--- START ---

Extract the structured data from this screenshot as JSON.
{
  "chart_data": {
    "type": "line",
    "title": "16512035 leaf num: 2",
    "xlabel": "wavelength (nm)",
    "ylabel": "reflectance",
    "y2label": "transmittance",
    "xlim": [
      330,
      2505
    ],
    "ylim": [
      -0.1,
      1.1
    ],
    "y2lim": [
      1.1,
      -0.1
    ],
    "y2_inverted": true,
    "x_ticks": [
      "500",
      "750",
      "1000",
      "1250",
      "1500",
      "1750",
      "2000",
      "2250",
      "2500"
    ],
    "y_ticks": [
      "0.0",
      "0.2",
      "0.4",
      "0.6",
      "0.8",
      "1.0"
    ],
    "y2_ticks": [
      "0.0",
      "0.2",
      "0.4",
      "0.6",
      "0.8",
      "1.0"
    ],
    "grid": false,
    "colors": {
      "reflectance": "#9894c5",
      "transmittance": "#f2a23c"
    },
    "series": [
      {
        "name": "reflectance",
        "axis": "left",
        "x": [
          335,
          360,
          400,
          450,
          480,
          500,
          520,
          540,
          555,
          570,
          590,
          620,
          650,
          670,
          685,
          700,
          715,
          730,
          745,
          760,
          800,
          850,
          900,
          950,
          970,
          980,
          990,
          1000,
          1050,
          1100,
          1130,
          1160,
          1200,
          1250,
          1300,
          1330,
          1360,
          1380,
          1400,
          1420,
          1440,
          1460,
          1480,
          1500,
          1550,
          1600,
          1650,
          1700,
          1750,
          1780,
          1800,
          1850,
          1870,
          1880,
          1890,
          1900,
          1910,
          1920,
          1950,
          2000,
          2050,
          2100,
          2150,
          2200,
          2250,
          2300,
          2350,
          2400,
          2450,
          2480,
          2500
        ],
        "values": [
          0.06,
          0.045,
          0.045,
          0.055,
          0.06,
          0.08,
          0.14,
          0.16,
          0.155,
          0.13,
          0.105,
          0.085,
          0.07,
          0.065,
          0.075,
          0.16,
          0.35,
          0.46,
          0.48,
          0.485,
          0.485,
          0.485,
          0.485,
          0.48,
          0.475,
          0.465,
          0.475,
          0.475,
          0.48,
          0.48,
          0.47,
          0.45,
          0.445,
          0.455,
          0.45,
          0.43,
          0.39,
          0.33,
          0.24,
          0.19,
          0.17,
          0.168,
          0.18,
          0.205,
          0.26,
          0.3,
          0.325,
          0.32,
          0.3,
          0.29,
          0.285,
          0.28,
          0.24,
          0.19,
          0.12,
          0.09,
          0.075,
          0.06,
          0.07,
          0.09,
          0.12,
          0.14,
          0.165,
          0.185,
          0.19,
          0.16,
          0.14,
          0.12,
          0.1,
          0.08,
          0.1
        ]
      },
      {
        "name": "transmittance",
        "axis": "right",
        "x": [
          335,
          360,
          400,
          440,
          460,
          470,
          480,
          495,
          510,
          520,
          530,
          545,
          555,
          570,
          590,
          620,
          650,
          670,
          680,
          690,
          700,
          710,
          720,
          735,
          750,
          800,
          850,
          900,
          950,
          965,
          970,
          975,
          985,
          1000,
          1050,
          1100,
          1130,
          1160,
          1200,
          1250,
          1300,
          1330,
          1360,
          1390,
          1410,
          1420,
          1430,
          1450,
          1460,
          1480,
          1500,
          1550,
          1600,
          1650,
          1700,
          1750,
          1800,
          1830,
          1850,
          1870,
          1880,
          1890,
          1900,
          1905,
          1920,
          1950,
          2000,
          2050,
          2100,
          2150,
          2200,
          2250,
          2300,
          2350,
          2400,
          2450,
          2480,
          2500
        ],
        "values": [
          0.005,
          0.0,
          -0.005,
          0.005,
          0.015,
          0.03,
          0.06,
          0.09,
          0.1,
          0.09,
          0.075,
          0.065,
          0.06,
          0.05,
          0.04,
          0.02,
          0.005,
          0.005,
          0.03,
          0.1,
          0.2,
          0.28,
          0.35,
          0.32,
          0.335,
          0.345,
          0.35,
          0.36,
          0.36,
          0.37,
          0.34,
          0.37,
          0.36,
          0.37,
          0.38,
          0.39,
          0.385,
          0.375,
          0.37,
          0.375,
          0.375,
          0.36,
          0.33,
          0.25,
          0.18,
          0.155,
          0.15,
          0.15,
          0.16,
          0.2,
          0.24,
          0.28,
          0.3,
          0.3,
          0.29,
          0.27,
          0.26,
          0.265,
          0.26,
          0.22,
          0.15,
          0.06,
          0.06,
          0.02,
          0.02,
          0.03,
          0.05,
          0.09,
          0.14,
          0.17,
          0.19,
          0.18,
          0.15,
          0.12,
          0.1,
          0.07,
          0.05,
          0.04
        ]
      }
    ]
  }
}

--- END ---

**Instructions to follow**:
From the listing above, extract all records word for word.

**Solution**:
Extract the structured data from this screenshot as JSON.
{
  "chart_data": {
    "type": "line",
    "title": "16512035 leaf num: 2",
    "xlabel": "wavelength (nm)",
    "ylabel": "reflectance",
    "y2label": "transmittance",
    "xlim": [
      330,
      2505
    ],
    "ylim": [
      -0.1,
      1.1
    ],
    "y2lim": [
      1.1,
      -0.1
    ],
    "y2_inverted": true,
    "x_ticks": [
      "500",
      "750",
      "1000",
      "1250",
      "1500",
      "1750",
      "2000",
      "2250",
      "2500"
    ],
    "y_ticks": [
      "0.0",
      "0.2",
      "0.4",
      "0.6",
      "0.8",
      "1.0"
    ],
    "y2_ticks": [
      "0.0",
      "0.2",
      "0.4",
      "0.6",
      "0.8",
      "1.0"
    ],
    "grid": false,
    "colors": {
      "reflectance": "#9894c5",
      "transmittance": "#f2a23c"
    },
    "series": [
      {
        "name": "reflectance",
        "axis": "left",
        "x": [
          335,
          360,
          400,
          450,
          480,
          500,
          520,
          540,
          555,
          570,
          590,
          620,
          650,
          670,
          685,
          700,
          715,
          730,
          745,
          760,
          800,
          850,
          900,
          950,
          970,
          980,
          990,
          1000,
          1050,
          1100,
          1130,
          1160,
          1200,
          1250,
          1300,
          1330,
          1360,
          1380,
          1400,
          1420,
          1440,
          1460,
          1480,
          1500,
          1550,
          1600,
          1650,
          1700,
          1750,
          1780,
          1800,
          1850,
          1870,
          1880,
          1890,
          1900,
          1910,
          1920,
          1950,
          2000,
          2050,
          2100,
          2150,
          2200,
          2250,
          2300,
          2350,
          2400,
          2450,
          2480,
          2500
        ],
        "values": [
          0.06,
          0.045,
          0.045,
          0.055,
          0.06,
          0.08,
          0.14,
          0.16,
          0.155,
          0.13,
          0.105,
          0.085,
          0.07,
          0.065,
          0.075,
          0.16,
          0.35,
          0.46,
          0.48,
          0.485,
          0.485,
          0.485,
          0.485,
          0.48,
          0.475,
          0.465,
          0.475,
          0.475,
          0.48,
          0.48,
          0.47,
          0.45,
          0.445,
          0.455,
          0.45,
          0.43,
          0.39,
          0.33,
          0.24,
          0.19,
          0.17,
          0.168,
          0.18,
          0.205,
          0.26,
          0.3,
          0.325,
          0.32,
          0.3,
          0.29,
          0.285,
          0.28,
          0.24,
          0.19,
          0.12,
          0.09,
          0.075,
          0.06,
          0.07,
          0.09,
          0.12,
          0.14,
          0.165,
          0.185,
          0.19,
          0.16,
          0.14,
          0.12,
          0.1,
          0.08,
          0.1
        ]
      },
      {
        "name": "transmittance",
        "axis": "right",
        "x": [
          335,
          360,
          400,
          440,
          460,
          470,
          480,
          495,
          510,
          520,
          530,
          545,
          555,
          570,
          590,
          620,
          650,
          670,
          680,
          690,
          700,
          710,
          720,
          735,
          750,
          800,
          850,
          900,
          950,
          965,
          970,
          975,
          985,
          1000,
          1050,
          1100,
          1130,
          1160,
          1200,
          1250,
          1300,
          1330,
          1360,
          1390,
          1410,
          1420,
          1430,
          1450,
          1460,
          1480,
          1500,
          1550,
          1600,
          1650,
          1700,
          1750,
          1800,
          1830,
          1850,
          1870,
          1880,
          1890,
          1900,
          1905,
          1920,
          1950,
          2000,
          2050,
          2100,
          2150,
          2200,
          2250,
          2300,
          2350,
          2400,
          2450,
          2480,
          2500
        ],
        "values": [
          0.005,
          0.0,
          -0.005,
          0.005,
          0.015,
          0.03,
          0.06,
          0.09,
          0.1,
          0.09,
          0.075,
          0.065,
          0.06,
          0.05,
          0.04,
          0.02,
          0.005,
          0.005,
          0.03,
          0.1,
          0.2,
          0.28,
          0.35,
          0.32,
          0.335,
          0.345,
          0.35,
          0.36,
          0.36,
          0.37,
          0.34,
          0.37,
          0.36,
          0.37,
          0.38,
          0.39,
          0.385,
          0.375,
          0.37,
          0.375,
          0.375,
          0.36,
          0.33,
          0.25,
          0.18,
          0.155,
          0.15,
          0.15,
          0.16,
          0.2,
          0.24,
          0.28,
          0.3,
          0.3,
          0.29,
          0.27,
          0.26,
          0.265,
          0.26,
          0.22,
          0.15,
          0.06,
          0.06,
          0.02,
          0.02,
          0.03,
          0.05,
          0.09,
          0.14,
          0.17,
          0.19,
          0.18,
          0.15,
          0.12,
          0.1,
          0.07,
          0.05,
          0.04
        ]
      }
    ]
  }
}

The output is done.